-- start --
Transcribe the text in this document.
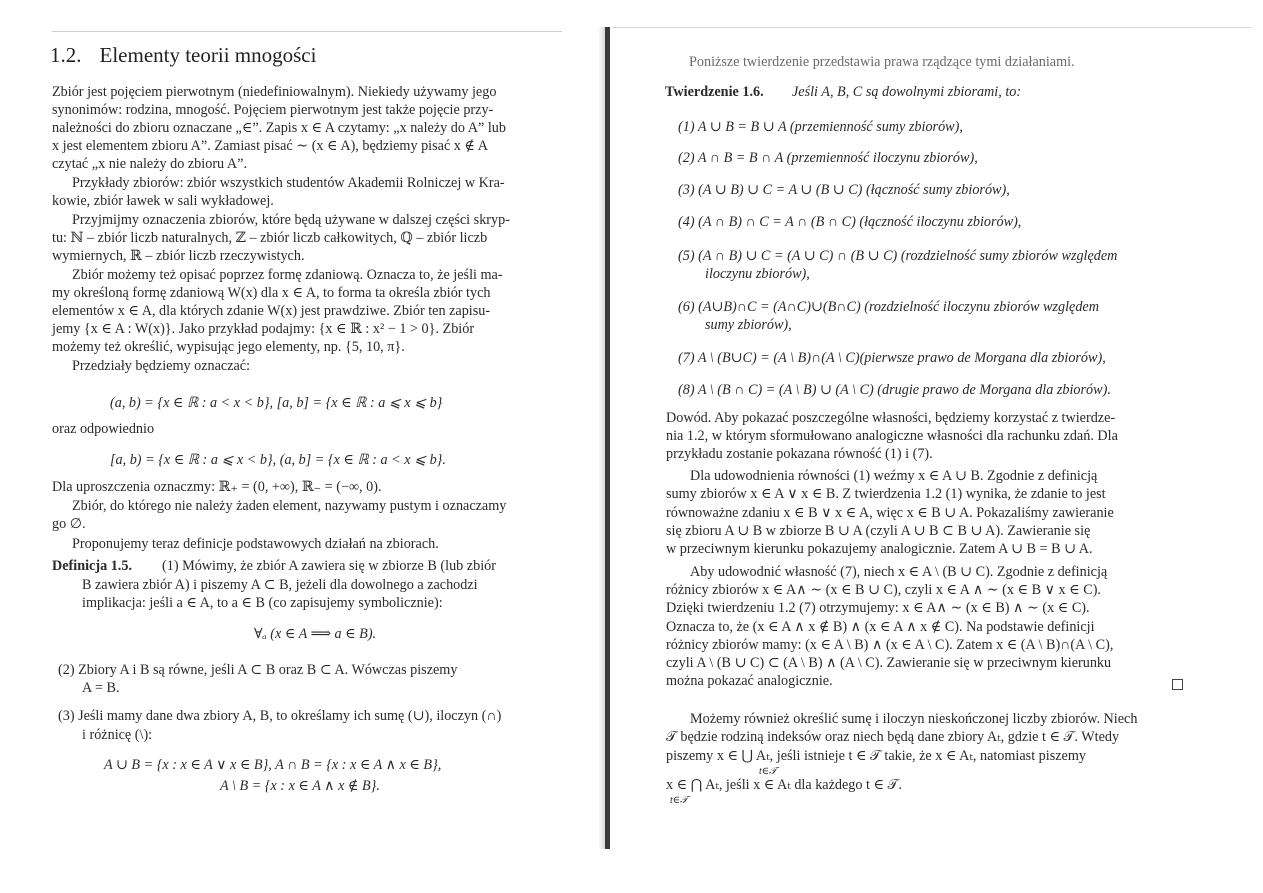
1.2. Elementy teorii mnogości
Zbiór jest pojęciem pierwotnym (niedefiniowalnym). Niekiedy używamy jego
synonimów: rodzina, mnogość. Pojęciem pierwotnym jest także pojęcie przy-
należności do zbioru oznaczane „∈”. Zapis x ∈ A czytamy: „x należy do A” lub
x jest elementem zbioru A”. Zamiast pisać ∼ (x ∈ A), będziemy pisać x ∉ A
czytać „x nie należy do zbioru A”.
Przykłady zbiorów: zbiór wszystkich studentów Akademii Rolniczej w Kra-
kowie, zbiór ławek w sali wykładowej.
Przyjmijmy oznaczenia zbiorów, które będą używane w dalszej części skryp-
tu: ℕ – zbiór liczb naturalnych, ℤ – zbiór liczb całkowitych, ℚ – zbiór liczb
wymiernych, ℝ – zbiór liczb rzeczywistych.
Zbiór możemy też opisać poprzez formę zdaniową. Oznacza to, że jeśli ma-
my określoną formę zdaniową W(x) dla x ∈ A, to forma ta określa zbiór tych
elementów x ∈ A, dla których zdanie W(x) jest prawdziwe. Zbiór ten zapisu-
jemy {x ∈ A : W(x)}. Jako przykład podajmy: {x ∈ ℝ : x² − 1 > 0}. Zbiór
możemy też określić, wypisując jego elementy, np. {5, 10, π}.
Przedziały będziemy oznaczać:
(a, b) = {x ∈ ℝ : a < x < b}, [a, b] = {x ∈ ℝ : a ⩽ x ⩽ b}
oraz odpowiednio
[a, b) = {x ∈ ℝ : a ⩽ x < b}, (a, b] = {x ∈ ℝ : a < x ⩽ b}.
Dla uproszczenia oznaczmy: ℝ₊ = (0, +∞), ℝ₋ = (−∞, 0).
Zbiór, do którego nie należy żaden element, nazywamy pustym i oznaczamy
go ∅.
Proponujemy teraz definicje podstawowych działań na zbiorach.
Definicja 1.5. (1) Mówimy, że zbiór A zawiera się w zbiorze B (lub zbiór
B zawiera zbiór A) i piszemy A ⊂ B, jeżeli dla dowolnego a zachodzi
implikacja: jeśli a ∈ A, to a ∈ B (co zapisujemy symbolicznie):
∀ₐ (x ∈ A ⟹ a ∈ B).
(2) Zbiory A i B są równe, jeśli A ⊂ B oraz B ⊂ A. Wówczas piszemy
A = B.
(3) Jeśli mamy dane dwa zbiory A, B, to określamy ich sumę (∪), iloczyn (∩)
i różnicę (\):
A ∪ B = {x : x ∈ A ∨ x ∈ B}, A ∩ B = {x : x ∈ A ∧ x ∈ B},
A \ B = {x : x ∈ A ∧ x ∉ B}.
Poniższe twierdzenie przedstawia prawa rządzące tymi działaniami.
Twierdzenie 1.6. Jeśli A, B, C są dowolnymi zbiorami, to:
(1) A ∪ B = B ∪ A (przemienność sumy zbiorów),
(2) A ∩ B = B ∩ A (przemienność iloczynu zbiorów),
(3) (A ∪ B) ∪ C = A ∪ (B ∪ C) (łączność sumy zbiorów),
(4) (A ∩ B) ∩ C = A ∩ (B ∩ C) (łączność iloczynu zbiorów),
(5) (A ∩ B) ∪ C = (A ∪ C) ∩ (B ∪ C) (rozdzielność sumy zbiorów względem
iloczynu zbiorów),
(6) (A∪B)∩C = (A∩C)∪(B∩C) (rozdzielność iloczynu zbiorów względem
sumy zbiorów),
(7) A \ (B∪C) = (A \ B)∩(A \ C)(pierwsze prawo de Morgana dla zbiorów),
(8) A \ (B ∩ C) = (A \ B) ∪ (A \ C) (drugie prawo de Morgana dla zbiorów).
Dowód. Aby pokazać poszczególne własności, będziemy korzystać z twierdze-
nia 1.2, w którym sformułowano analogiczne własności dla rachunku zdań. Dla
przykładu zostanie pokazana równość (1) i (7).
Dla udowodnienia równości (1) weźmy x ∈ A ∪ B. Zgodnie z definicją
sumy zbiorów x ∈ A ∨ x ∈ B. Z twierdzenia 1.2 (1) wynika, że zdanie to jest
równoważne zdaniu x ∈ B ∨ x ∈ A, więc x ∈ B ∪ A. Pokazaliśmy zawieranie
się zbioru A ∪ B w zbiorze B ∪ A (czyli A ∪ B ⊂ B ∪ A). Zawieranie się
w przeciwnym kierunku pokazujemy analogicznie. Zatem A ∪ B = B ∪ A.
Aby udowodnić własność (7), niech x ∈ A \ (B ∪ C). Zgodnie z definicją
różnicy zbiorów x ∈ A∧ ∼ (x ∈ B ∪ C), czyli x ∈ A ∧ ∼ (x ∈ B ∨ x ∈ C).
Dzięki twierdzeniu 1.2 (7) otrzymujemy: x ∈ A∧ ∼ (x ∈ B) ∧ ∼ (x ∈ C).
Oznacza to, że (x ∈ A ∧ x ∉ B) ∧ (x ∈ A ∧ x ∉ C). Na podstawie definicji
różnicy zbiorów mamy: (x ∈ A \ B) ∧ (x ∈ A \ C). Zatem x ∈ (A \ B)∩(A \ C),
czyli A \ (B ∪ C) ⊂ (A \ B) ∧ (A \ C). Zawieranie się w przeciwnym kierunku
można pokazać analogicznie.
Możemy również określić sumę i iloczyn nieskończonej liczby zbiorów. Niech
𝒯 będzie rodziną indeksów oraz niech będą dane zbiory Aₜ, gdzie t ∈ 𝒯. Wtedy
piszemy x ∈ ⋃ Aₜ, jeśli istnieje t ∈ 𝒯 takie, że x ∈ Aₜ, natomiast piszemy
t∈𝒯
x ∈ ⋂ Aₜ, jeśli x ∈ Aₜ dla każdego t ∈ 𝒯.
t∈𝒯
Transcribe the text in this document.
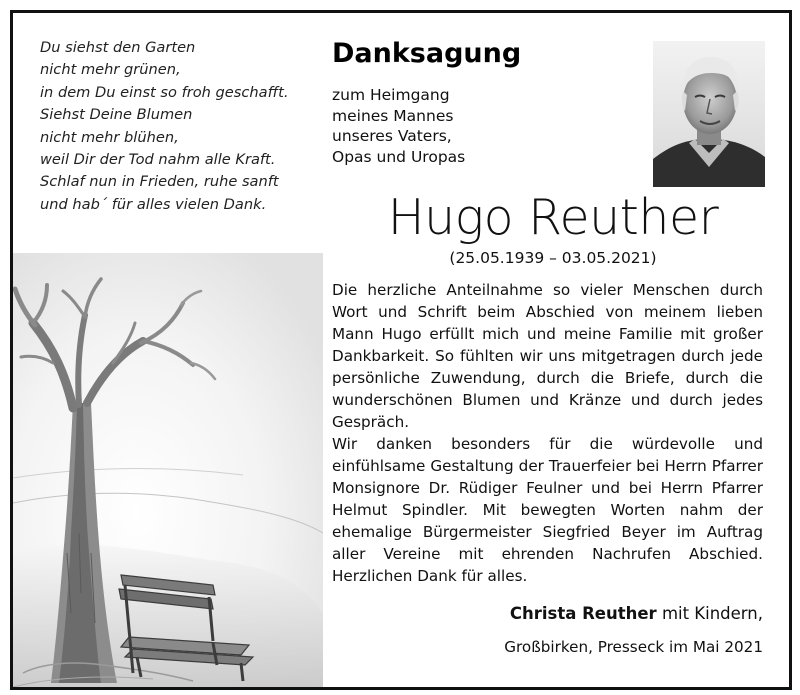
Du siehst den Garten
nicht mehr grünen,
in dem Du einst so froh geschafft.
Siehst Deine Blumen
nicht mehr blühen,
weil Dir der Tod nahm alle Kraft.
Schlaf nun in Frieden, ruhe sanft
und hab´ für alles vielen Dank.
Danksagung
zum Heimgang
meines Mannes
unseres Vaters,
Opas und Uropas
Hugo Reuther
(25.05.1939 – 03.05.2021)

Die herzliche Anteilnahme so vieler Menschen durch Wort und Schrift beim Abschied von meinem lieben Mann Hugo erfüllt mich und meine Familie mit großer Dankbarkeit. So fühlten wir uns mitgetragen durch jede persönliche Zuwendung, durch die Briefe, durch die wunderschönen Blumen und Kränze und durch jedes Gespräch.

Wir danken besonders für die würdevolle und einfühlsame Gestaltung der Trauerfeier bei Herrn Pfarrer Monsignore Dr. Rüdiger Feulner und bei Herrn Pfarrer Helmut Spindler. Mit bewegten Worten nahm der ehemalige Bürgermeister Siegfried Beyer im Auftrag aller Vereine mit ehrenden Nachrufen Abschied. Herzlichen Dank für alles.

Christa Reuther mit Kindern,
Großbirken, Presseck im Mai 2021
-- end --
Instructions for the task: Find every line that holds "Abschied" and copy it.

Result of this task:
Die herzliche Anteilnahme so vieler Menschen durch Wort und Schrift beim Abschied von meinem lieben Mann Hugo erfüllt mich und meine Familie mit großer Dankbarkeit. So fühlten wir uns mitgetragen durch jede persönliche Zuwendung, durch die Briefe, durch die wunderschönen Blumen und Kränze und durch jedes Gespräch.
Wir danken besonders für die würdevolle und einfühlsame Gestaltung der Trauerfeier bei Herrn Pfarrer Monsignore Dr. Rüdiger Feulner und bei Herrn Pfarrer Helmut Spindler. Mit bewegten Worten nahm der ehemalige Bürgermeister Siegfried Beyer im Auftrag aller Vereine mit ehrenden Nachrufen Abschied. Herzlichen Dank für alles.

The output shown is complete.